▶ **RECORDS PROVIDED**:

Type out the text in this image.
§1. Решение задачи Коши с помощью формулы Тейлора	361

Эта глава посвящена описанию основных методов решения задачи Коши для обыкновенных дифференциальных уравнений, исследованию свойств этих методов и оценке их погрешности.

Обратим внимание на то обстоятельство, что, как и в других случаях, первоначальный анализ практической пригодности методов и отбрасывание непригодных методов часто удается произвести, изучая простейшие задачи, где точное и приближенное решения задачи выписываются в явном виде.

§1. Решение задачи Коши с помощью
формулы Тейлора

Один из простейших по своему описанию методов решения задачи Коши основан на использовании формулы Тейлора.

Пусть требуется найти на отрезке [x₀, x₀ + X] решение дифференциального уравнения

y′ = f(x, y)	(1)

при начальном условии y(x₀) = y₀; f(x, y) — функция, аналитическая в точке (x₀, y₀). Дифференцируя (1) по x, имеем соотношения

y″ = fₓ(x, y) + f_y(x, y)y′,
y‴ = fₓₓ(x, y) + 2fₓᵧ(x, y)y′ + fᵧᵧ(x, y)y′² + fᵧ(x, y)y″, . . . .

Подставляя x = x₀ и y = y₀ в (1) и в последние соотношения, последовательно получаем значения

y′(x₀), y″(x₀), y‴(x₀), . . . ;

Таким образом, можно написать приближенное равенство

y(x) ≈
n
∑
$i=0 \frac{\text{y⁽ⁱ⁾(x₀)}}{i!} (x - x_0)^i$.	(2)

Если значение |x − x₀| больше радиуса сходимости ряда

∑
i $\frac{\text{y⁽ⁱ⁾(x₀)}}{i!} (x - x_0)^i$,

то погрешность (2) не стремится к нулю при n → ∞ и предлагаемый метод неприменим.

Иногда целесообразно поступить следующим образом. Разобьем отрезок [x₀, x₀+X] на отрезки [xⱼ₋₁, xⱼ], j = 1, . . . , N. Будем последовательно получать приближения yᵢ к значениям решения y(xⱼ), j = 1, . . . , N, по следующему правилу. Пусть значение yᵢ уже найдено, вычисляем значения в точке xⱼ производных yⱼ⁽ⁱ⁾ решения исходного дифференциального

▶ **SHORT PROBLEM**: Each entry above is to be set down again in exactly the same words.

▶ **RESPONSE**:
Type out the text in this image.
§1. Решение задачи Коши с помощью формулы Тейлора	361

Эта глава посвящена описанию основных методов решения задачи Коши для обыкновенных дифференциальных уравнений, исследованию свойств этих методов и оценке их погрешности.

Обратим внимание на то обстоятельство, что, как и в других случаях, первоначальный анализ практической пригодности методов и отбрасывание непригодных методов часто удается произвести, изучая простейшие задачи, где точное и приближенное решения задачи выписываются в явном виде.

§1. Решение задачи Коши с помощью
формулы Тейлора

Один из простейших по своему описанию методов решения задачи Коши основан на использовании формулы Тейлора.

Пусть требуется найти на отрезке [x₀, x₀ + X] решение дифференциального уравнения

y′ = f(x, y)	(1)

при начальном условии y(x₀) = y₀; f(x, y) — функция, аналитическая в точке (x₀, y₀). Дифференцируя (1) по x, имеем соотношения

y″ = fₓ(x, y) + f_y(x, y)y′,
y‴ = fₓₓ(x, y) + 2fₓᵧ(x, y)y′ + fᵧᵧ(x, y)y′² + fᵧ(x, y)y″, . . . .

Подставляя x = x₀ и y = y₀ в (1) и в последние соотношения, последовательно получаем значения

y′(x₀), y″(x₀), y‴(x₀), . . . ;

Таким образом, можно написать приближенное равенство

y(x) ≈
n
∑
$i=0 \frac{\text{y⁽ⁱ⁾(x₀)}}{i!} (x - x_0)^i$.	(2)

Если значение |x − x₀| больше радиуса сходимости ряда

∑
i $\frac{\text{y⁽ⁱ⁾(x₀)}}{i!} (x - x_0)^i$,

то погрешность (2) не стремится к нулю при n → ∞ и предлагаемый метод неприменим.

Иногда целесообразно поступить следующим образом. Разобьем отрезок [x₀, x₀+X] на отрезки [xⱼ₋₁, xⱼ], j = 1, . . . , N. Будем последовательно получать приближения yᵢ к значениям решения y(xⱼ), j = 1, . . . , N, по следующему правилу. Пусть значение yᵢ уже найдено, вычисляем значения в точке xⱼ производных yⱼ⁽ⁱ⁾ решения исходного дифференциального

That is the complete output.